▶ _Exercise directions_
All lines holding the string "сотых" are to be shown.

▶ _Data provided_
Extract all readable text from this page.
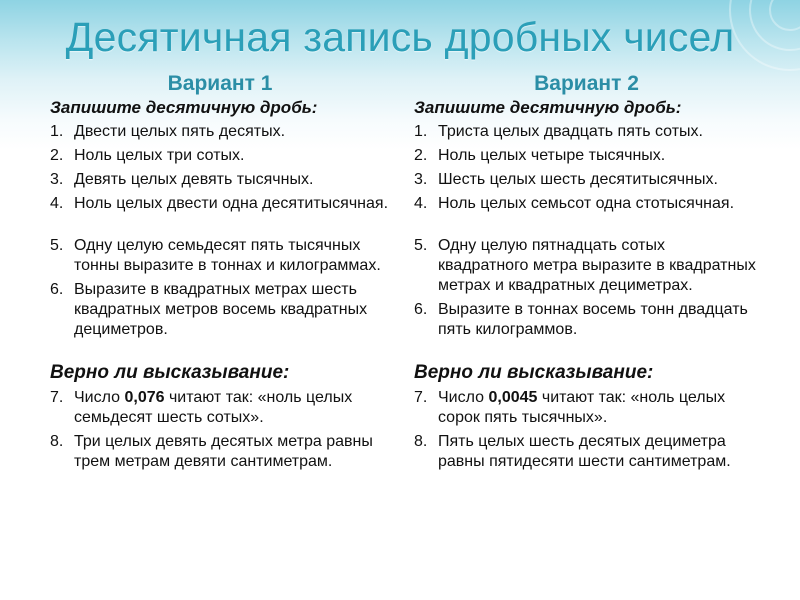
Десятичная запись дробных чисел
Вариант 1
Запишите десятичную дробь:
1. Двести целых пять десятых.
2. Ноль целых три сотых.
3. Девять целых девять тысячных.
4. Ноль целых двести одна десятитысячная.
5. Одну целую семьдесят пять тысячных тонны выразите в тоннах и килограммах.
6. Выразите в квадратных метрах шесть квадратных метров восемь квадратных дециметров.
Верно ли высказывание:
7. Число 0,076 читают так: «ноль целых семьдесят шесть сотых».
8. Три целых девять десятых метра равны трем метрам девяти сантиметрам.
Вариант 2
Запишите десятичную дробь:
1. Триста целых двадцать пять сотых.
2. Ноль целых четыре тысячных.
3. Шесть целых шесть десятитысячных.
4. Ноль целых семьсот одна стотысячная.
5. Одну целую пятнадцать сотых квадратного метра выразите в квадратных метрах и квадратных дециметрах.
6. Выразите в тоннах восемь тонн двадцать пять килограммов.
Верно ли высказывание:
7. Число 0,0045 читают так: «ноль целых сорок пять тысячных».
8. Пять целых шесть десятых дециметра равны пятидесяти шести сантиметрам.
...
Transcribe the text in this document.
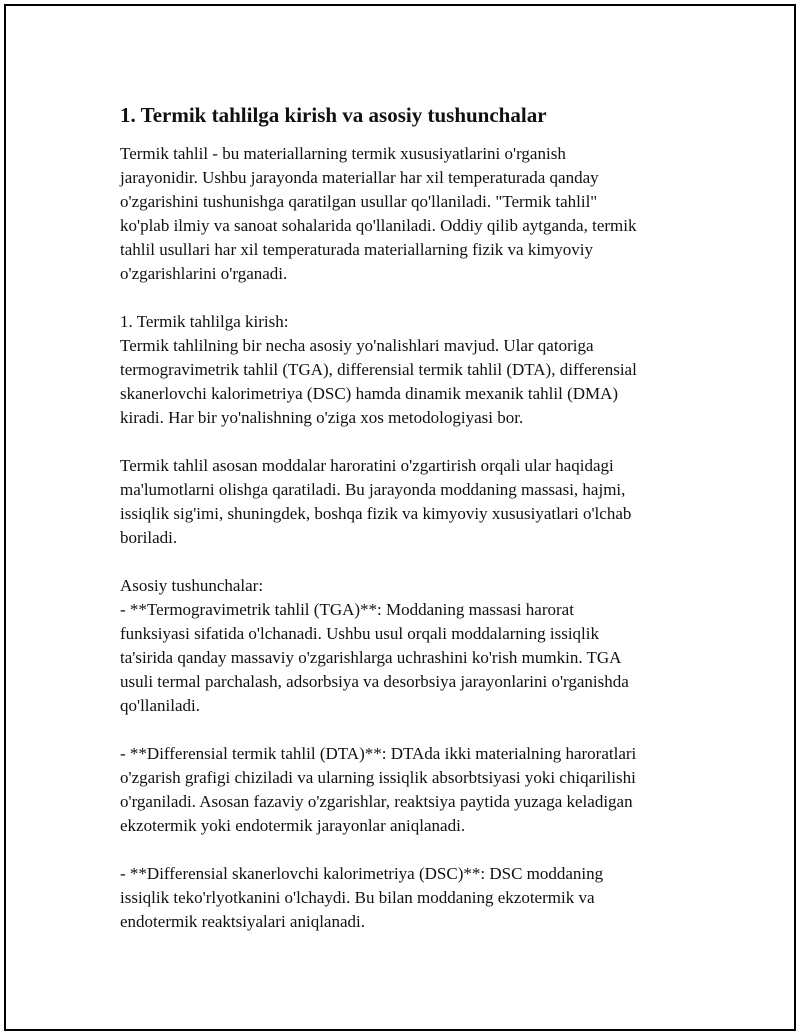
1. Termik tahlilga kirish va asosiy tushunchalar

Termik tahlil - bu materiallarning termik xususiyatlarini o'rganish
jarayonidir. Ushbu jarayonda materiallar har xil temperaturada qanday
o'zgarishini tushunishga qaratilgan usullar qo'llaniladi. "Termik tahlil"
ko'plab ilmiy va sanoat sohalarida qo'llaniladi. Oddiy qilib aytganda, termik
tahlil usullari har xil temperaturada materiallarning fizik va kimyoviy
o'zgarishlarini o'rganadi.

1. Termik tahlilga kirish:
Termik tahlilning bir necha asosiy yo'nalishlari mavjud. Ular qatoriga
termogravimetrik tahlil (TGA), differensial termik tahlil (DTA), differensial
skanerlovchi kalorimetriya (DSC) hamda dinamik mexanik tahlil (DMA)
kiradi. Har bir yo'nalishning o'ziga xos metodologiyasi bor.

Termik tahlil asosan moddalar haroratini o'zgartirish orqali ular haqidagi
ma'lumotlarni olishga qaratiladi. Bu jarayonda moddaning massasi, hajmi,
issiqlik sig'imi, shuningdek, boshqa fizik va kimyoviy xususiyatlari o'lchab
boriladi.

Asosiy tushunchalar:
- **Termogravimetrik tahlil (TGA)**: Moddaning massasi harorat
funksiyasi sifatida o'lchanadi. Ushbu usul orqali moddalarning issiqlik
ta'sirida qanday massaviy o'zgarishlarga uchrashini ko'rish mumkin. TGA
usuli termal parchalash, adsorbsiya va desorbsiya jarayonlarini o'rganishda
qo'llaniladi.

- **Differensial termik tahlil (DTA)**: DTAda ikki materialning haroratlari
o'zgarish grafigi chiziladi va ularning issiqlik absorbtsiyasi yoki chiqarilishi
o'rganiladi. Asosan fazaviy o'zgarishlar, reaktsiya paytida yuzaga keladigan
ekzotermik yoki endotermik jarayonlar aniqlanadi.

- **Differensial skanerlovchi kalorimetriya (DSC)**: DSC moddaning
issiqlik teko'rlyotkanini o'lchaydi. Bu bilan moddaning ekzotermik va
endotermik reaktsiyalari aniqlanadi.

▶ _Task answer_
2. Ноль целых три сотых.
7. Число 0,076 читают так: «ноль целых семьдесят шесть сотых».
1. Триста целых двадцать пять сотых.
5. Одну целую пятнадцать сотых квадратного метра выразите в квадратных метрах и квадратных дециметрах.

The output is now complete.